> [WHAT TO DO]:
Copy the records below exactly, leaving out every picture.

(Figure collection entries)

———

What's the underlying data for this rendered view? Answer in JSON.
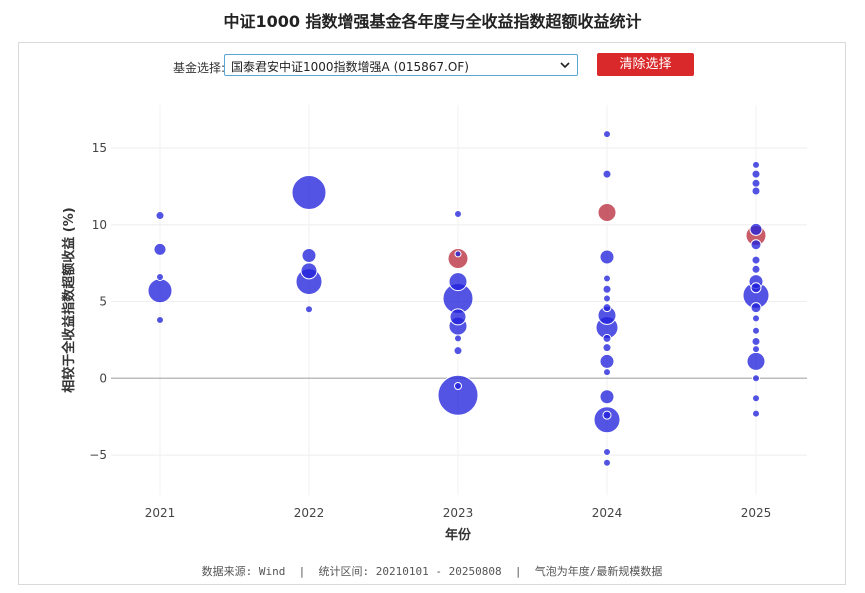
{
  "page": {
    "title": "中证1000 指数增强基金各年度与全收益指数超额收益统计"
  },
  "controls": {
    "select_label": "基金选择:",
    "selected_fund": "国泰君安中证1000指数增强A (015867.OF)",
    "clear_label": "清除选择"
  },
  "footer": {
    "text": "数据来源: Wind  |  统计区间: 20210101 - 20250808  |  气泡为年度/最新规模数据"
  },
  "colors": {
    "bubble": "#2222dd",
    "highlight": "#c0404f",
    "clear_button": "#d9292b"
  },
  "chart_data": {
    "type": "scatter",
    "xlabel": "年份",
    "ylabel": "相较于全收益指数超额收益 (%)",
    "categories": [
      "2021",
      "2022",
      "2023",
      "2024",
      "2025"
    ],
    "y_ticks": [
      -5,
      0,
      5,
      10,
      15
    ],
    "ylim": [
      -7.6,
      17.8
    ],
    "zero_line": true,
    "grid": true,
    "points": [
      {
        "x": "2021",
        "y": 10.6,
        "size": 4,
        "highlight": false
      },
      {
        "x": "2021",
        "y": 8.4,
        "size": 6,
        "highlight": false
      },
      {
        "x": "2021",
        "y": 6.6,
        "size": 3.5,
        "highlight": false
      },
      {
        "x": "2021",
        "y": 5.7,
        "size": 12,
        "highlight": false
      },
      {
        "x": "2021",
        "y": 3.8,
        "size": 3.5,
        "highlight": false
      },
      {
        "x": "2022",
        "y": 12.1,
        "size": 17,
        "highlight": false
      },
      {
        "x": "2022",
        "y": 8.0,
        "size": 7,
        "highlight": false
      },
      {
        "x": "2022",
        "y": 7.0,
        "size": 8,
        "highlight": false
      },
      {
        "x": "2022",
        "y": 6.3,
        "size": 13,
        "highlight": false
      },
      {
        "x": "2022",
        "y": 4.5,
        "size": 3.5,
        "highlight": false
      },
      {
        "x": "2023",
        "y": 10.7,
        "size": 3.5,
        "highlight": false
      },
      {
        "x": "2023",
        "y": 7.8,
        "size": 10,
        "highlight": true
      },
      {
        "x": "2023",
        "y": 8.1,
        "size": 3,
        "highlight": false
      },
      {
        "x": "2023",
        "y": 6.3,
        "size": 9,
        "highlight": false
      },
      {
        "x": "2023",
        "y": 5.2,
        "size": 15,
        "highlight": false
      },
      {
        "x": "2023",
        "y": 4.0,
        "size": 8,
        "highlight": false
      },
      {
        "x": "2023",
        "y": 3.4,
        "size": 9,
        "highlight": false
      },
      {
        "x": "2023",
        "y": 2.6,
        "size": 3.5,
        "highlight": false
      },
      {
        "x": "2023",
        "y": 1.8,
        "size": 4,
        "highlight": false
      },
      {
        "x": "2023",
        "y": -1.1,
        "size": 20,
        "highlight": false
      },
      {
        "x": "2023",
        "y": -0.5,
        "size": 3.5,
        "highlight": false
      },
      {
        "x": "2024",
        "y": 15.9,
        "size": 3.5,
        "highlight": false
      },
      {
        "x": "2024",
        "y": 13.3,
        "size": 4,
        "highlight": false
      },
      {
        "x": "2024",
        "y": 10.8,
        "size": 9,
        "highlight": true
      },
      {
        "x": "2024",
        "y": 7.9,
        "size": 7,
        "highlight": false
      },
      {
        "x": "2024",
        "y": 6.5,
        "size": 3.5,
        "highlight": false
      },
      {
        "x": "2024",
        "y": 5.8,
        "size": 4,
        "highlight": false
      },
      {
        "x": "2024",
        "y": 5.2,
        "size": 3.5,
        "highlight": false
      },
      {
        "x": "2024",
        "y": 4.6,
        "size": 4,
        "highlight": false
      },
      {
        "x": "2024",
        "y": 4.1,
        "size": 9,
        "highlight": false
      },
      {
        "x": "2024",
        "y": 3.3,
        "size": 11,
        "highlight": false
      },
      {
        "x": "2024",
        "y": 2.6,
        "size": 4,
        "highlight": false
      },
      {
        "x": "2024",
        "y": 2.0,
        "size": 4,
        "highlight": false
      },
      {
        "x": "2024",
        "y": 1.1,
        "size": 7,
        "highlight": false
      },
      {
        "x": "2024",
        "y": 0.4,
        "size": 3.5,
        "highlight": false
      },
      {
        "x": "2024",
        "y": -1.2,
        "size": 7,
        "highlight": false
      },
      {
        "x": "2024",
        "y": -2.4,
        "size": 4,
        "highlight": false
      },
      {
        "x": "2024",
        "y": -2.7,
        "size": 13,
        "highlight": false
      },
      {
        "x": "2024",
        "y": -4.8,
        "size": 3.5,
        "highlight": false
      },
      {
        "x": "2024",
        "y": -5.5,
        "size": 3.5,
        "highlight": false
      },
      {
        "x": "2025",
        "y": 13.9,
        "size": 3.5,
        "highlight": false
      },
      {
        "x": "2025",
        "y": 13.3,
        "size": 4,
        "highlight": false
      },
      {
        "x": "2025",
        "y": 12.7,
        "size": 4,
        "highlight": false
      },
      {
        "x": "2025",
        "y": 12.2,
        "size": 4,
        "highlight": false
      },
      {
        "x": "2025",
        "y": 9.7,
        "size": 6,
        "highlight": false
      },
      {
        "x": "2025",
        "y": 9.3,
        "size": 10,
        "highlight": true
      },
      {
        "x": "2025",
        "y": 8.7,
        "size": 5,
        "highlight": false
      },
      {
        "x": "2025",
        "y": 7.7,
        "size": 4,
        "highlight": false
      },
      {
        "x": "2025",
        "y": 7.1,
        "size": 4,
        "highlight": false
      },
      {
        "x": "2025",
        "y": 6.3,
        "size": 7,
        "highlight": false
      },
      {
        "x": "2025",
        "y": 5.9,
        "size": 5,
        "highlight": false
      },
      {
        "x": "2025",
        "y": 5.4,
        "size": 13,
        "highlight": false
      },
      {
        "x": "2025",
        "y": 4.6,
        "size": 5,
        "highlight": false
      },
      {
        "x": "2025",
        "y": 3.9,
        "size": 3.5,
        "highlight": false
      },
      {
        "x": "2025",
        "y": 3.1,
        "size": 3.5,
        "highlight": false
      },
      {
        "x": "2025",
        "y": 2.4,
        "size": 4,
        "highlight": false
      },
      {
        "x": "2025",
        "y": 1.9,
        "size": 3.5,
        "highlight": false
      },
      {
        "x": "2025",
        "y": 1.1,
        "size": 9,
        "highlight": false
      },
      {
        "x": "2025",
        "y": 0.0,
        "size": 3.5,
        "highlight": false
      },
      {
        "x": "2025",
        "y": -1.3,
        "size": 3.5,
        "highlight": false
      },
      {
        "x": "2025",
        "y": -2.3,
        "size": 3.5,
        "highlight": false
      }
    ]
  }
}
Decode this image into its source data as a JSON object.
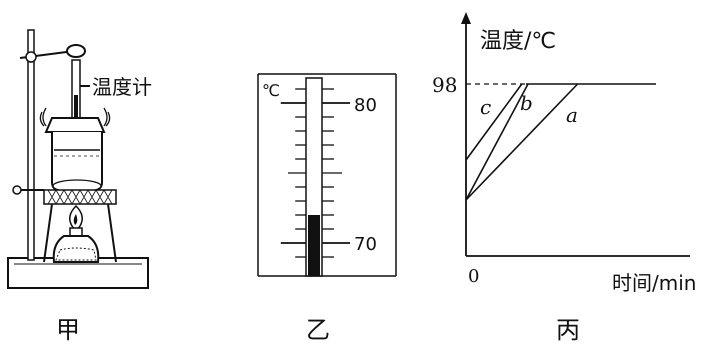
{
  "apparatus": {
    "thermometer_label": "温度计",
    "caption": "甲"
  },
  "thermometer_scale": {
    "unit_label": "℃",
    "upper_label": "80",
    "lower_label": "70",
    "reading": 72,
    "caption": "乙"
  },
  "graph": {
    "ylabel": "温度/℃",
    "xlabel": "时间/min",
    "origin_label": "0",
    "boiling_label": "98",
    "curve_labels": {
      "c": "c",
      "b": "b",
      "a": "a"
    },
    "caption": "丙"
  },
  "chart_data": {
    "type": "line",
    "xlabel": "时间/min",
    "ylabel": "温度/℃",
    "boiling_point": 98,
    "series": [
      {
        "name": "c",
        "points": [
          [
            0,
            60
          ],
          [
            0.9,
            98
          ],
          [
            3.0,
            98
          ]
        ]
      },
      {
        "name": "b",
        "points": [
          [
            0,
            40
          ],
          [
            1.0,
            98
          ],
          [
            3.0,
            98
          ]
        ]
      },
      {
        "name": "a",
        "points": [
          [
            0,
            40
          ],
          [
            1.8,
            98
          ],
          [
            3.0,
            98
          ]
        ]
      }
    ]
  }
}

———

> [REPLY TO THE TASK]:
What's the underlying data for this rendered view? Answer in JSON.
{
  "page": {
    "title": "中证1000 指数增强基金各年度与全收益指数超额收益统计"
  },
  "controls": {
    "select_label": "基金选择:",
    "selected_fund": "国泰君安中证1000指数增强A (015867.OF)",
    "clear_label": "清除选择"
  },
  "footer": {
    "text": "数据来源: Wind  |  统计区间: 20210101 - 20250808  |  气泡为年度/最新规模数据"
  },
  "colors": {
    "bubble": "#2222dd",
    "highlight": "#c0404f",
    "clear_button": "#d9292b"
  },
  "chart_data": {
    "type": "scatter",
    "xlabel": "年份",
    "ylabel": "相较于全收益指数超额收益 (%)",
    "categories": [
      "2021",
      "2022",
      "2023",
      "2024",
      "2025"
    ],
    "y_ticks": [
      -5,
      0,
      5,
      10,
      15
    ],
    "ylim": [
      -7.6,
      17.8
    ],
    "zero_line": true,
    "grid": true,
    "points": [
      {
        "x": "2021",
        "y": 10.6,
        "size": 4,
        "highlight": false
      },
      {
        "x": "2021",
        "y": 8.4,
        "size": 6,
        "highlight": false
      },
      {
        "x": "2021",
        "y": 6.6,
        "size": 3.5,
        "highlight": false
      },
      {
        "x": "2021",
        "y": 5.7,
        "size": 12,
        "highlight": false
      },
      {
        "x": "2021",
        "y": 3.8,
        "size": 3.5,
        "highlight": false
      },
      {
        "x": "2022",
        "y": 12.1,
        "size": 17,
        "highlight": false
      },
      {
        "x": "2022",
        "y": 8.0,
        "size": 7,
        "highlight": false
      },
      {
        "x": "2022",
        "y": 7.0,
        "size": 8,
        "highlight": false
      },
      {
        "x": "2022",
        "y": 6.3,
        "size": 13,
        "highlight": false
      },
      {
        "x": "2022",
        "y": 4.5,
        "size": 3.5,
        "highlight": false
      },
      {
        "x": "2023",
        "y": 10.7,
        "size": 3.5,
        "highlight": false
      },
      {
        "x": "2023",
        "y": 7.8,
        "size": 10,
        "highlight": true
      },
      {
        "x": "2023",
        "y": 8.1,
        "size": 3,
        "highlight": false
      },
      {
        "x": "2023",
        "y": 6.3,
        "size": 9,
        "highlight": false
      },
      {
        "x": "2023",
        "y": 5.2,
        "size": 15,
        "highlight": false
      },
      {
        "x": "2023",
        "y": 4.0,
        "size": 8,
        "highlight": false
      },
      {
        "x": "2023",
        "y": 3.4,
        "size": 9,
        "highlight": false
      },
      {
        "x": "2023",
        "y": 2.6,
        "size": 3.5,
        "highlight": false
      },
      {
        "x": "2023",
        "y": 1.8,
        "size": 4,
        "highlight": false
      },
      {
        "x": "2023",
        "y": -1.1,
        "size": 20,
        "highlight": false
      },
      {
        "x": "2023",
        "y": -0.5,
        "size": 3.5,
        "highlight": false
      },
      {
        "x": "2024",
        "y": 15.9,
        "size": 3.5,
        "highlight": false
      },
      {
        "x": "2024",
        "y": 13.3,
        "size": 4,
        "highlight": false
      },
      {
        "x": "2024",
        "y": 10.8,
        "size": 9,
        "highlight": true
      },
      {
        "x": "2024",
        "y": 7.9,
        "size": 7,
        "highlight": false
      },
      {
        "x": "2024",
        "y": 6.5,
        "size": 3.5,
        "highlight": false
      },
      {
        "x": "2024",
        "y": 5.8,
        "size": 4,
        "highlight": false
      },
      {
        "x": "2024",
        "y": 5.2,
        "size": 3.5,
        "highlight": false
      },
      {
        "x": "2024",
        "y": 4.6,
        "size": 4,
        "highlight": false
      },
      {
        "x": "2024",
        "y": 4.1,
        "size": 9,
        "highlight": false
      },
      {
        "x": "2024",
        "y": 3.3,
        "size": 11,
        "highlight": false
      },
      {
        "x": "2024",
        "y": 2.6,
        "size": 4,
        "highlight": false
      },
      {
        "x": "2024",
        "y": 2.0,
        "size": 4,
        "highlight": false
      },
      {
        "x": "2024",
        "y": 1.1,
        "size": 7,
        "highlight": false
      },
      {
        "x": "2024",
        "y": 0.4,
        "size": 3.5,
        "highlight": false
      },
      {
        "x": "2024",
        "y": -1.2,
        "size": 7,
        "highlight": false
      },
      {
        "x": "2024",
        "y": -2.4,
        "size": 4,
        "highlight": false
      },
      {
        "x": "2024",
        "y": -2.7,
        "size": 13,
        "highlight": false
      },
      {
        "x": "2024",
        "y": -4.8,
        "size": 3.5,
        "highlight": false
      },
      {
        "x": "2024",
        "y": -5.5,
        "size": 3.5,
        "highlight": false
      },
      {
        "x": "2025",
        "y": 13.9,
        "size": 3.5,
        "highlight": false
      },
      {
        "x": "2025",
        "y": 13.3,
        "size": 4,
        "highlight": false
      },
      {
        "x": "2025",
        "y": 12.7,
        "size": 4,
        "highlight": false
      },
      {
        "x": "2025",
        "y": 12.2,
        "size": 4,
        "highlight": false
      },
      {
        "x": "2025",
        "y": 9.7,
        "size": 6,
        "highlight": false
      },
      {
        "x": "2025",
        "y": 9.3,
        "size": 10,
        "highlight": true
      },
      {
        "x": "2025",
        "y": 8.7,
        "size": 5,
        "highlight": false
      },
      {
        "x": "2025",
        "y": 7.7,
        "size": 4,
        "highlight": false
      },
      {
        "x": "2025",
        "y": 7.1,
        "size": 4,
        "highlight": false
      },
      {
        "x": "2025",
        "y": 6.3,
        "size": 7,
        "highlight": false
      },
      {
        "x": "2025",
        "y": 5.9,
        "size": 5,
        "highlight": false
      },
      {
        "x": "2025",
        "y": 5.4,
        "size": 13,
        "highlight": false
      },
      {
        "x": "2025",
        "y": 4.6,
        "size": 5,
        "highlight": false
      },
      {
        "x": "2025",
        "y": 3.9,
        "size": 3.5,
        "highlight": false
      },
      {
        "x": "2025",
        "y": 3.1,
        "size": 3.5,
        "highlight": false
      },
      {
        "x": "2025",
        "y": 2.4,
        "size": 4,
        "highlight": false
      },
      {
        "x": "2025",
        "y": 1.9,
        "size": 3.5,
        "highlight": false
      },
      {
        "x": "2025",
        "y": 1.1,
        "size": 9,
        "highlight": false
      },
      {
        "x": "2025",
        "y": 0.0,
        "size": 3.5,
        "highlight": false
      },
      {
        "x": "2025",
        "y": -1.3,
        "size": 3.5,
        "highlight": false
      },
      {
        "x": "2025",
        "y": -2.3,
        "size": 3.5,
        "highlight": false
      }
    ]
  }
}
Decode this image into its source data as a JSON object.
{
  "apparatus": {
    "thermometer_label": "温度计",
    "caption": "甲"
  },
  "thermometer_scale": {
    "unit_label": "℃",
    "upper_label": "80",
    "lower_label": "70",
    "reading": 72,
    "caption": "乙"
  },
  "graph": {
    "ylabel": "温度/℃",
    "xlabel": "时间/min",
    "origin_label": "0",
    "boiling_label": "98",
    "curve_labels": {
      "c": "c",
      "b": "b",
      "a": "a"
    },
    "caption": "丙"
  },
  "chart_data": {
    "type": "line",
    "xlabel": "时间/min",
    "ylabel": "温度/℃",
    "boiling_point": 98,
    "series": [
      {
        "name": "c",
        "points": [
          [
            0,
            60
          ],
          [
            0.9,
            98
          ],
          [
            3.0,
            98
          ]
        ]
      },
      {
        "name": "b",
        "points": [
          [
            0,
            40
          ],
          [
            1.0,
            98
          ],
          [
            3.0,
            98
          ]
        ]
      },
      {
        "name": "a",
        "points": [
          [
            0,
            40
          ],
          [
            1.8,
            98
          ],
          [
            3.0,
            98
          ]
        ]
      }
    ]
  }
}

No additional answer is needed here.